EXERCISE GOAL: Your answer must consist of one number: how many lines in the records contain "document".

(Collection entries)
/---
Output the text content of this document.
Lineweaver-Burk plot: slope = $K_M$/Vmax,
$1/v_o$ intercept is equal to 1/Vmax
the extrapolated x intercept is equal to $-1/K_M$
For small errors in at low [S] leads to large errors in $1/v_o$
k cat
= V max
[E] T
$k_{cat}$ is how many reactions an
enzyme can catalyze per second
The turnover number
\---
/---
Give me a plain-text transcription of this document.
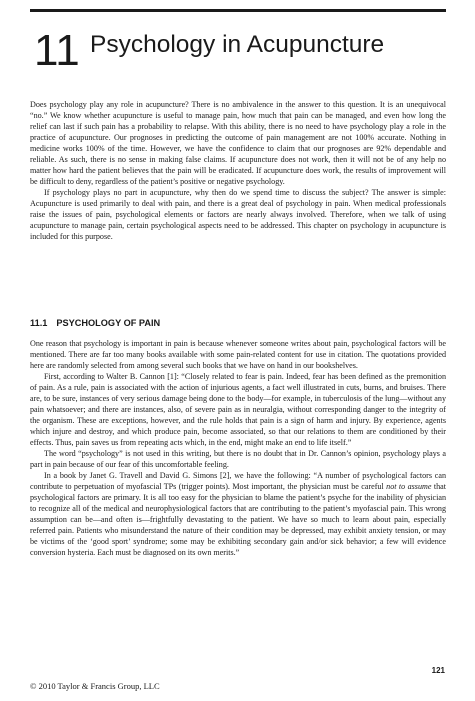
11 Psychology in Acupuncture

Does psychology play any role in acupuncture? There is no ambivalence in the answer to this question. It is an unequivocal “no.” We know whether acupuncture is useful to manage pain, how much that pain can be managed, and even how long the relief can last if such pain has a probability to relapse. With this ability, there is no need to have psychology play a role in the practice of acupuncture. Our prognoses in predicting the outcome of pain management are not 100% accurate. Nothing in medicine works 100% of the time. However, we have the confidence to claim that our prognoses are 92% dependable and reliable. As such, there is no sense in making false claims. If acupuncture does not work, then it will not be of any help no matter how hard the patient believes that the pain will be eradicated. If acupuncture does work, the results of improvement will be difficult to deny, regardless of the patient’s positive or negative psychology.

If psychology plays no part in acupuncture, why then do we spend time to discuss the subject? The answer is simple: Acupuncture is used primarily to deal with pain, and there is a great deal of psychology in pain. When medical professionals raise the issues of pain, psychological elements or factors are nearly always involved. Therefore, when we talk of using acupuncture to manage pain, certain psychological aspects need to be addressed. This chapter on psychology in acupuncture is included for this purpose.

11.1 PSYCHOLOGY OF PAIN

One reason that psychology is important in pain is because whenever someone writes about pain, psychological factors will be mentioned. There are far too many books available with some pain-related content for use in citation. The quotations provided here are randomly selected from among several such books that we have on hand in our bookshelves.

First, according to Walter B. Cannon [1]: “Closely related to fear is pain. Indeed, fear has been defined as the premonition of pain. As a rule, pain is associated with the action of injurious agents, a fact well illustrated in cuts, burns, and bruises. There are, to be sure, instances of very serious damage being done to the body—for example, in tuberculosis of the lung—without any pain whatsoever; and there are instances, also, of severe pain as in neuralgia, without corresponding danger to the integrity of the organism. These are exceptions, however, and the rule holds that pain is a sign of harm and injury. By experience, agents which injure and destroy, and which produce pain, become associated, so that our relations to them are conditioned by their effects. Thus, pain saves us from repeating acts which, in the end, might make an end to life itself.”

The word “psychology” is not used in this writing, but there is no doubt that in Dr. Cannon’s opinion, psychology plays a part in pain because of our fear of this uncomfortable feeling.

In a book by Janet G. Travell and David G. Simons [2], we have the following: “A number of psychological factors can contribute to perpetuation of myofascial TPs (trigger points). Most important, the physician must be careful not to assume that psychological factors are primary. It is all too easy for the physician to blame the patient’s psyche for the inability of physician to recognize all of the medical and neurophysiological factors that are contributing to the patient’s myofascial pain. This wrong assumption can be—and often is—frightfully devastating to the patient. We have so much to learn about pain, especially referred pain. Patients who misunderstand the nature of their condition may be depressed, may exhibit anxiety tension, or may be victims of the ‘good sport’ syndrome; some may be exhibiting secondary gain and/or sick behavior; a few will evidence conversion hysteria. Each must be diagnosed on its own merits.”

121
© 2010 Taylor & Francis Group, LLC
\---
ANSWER: 2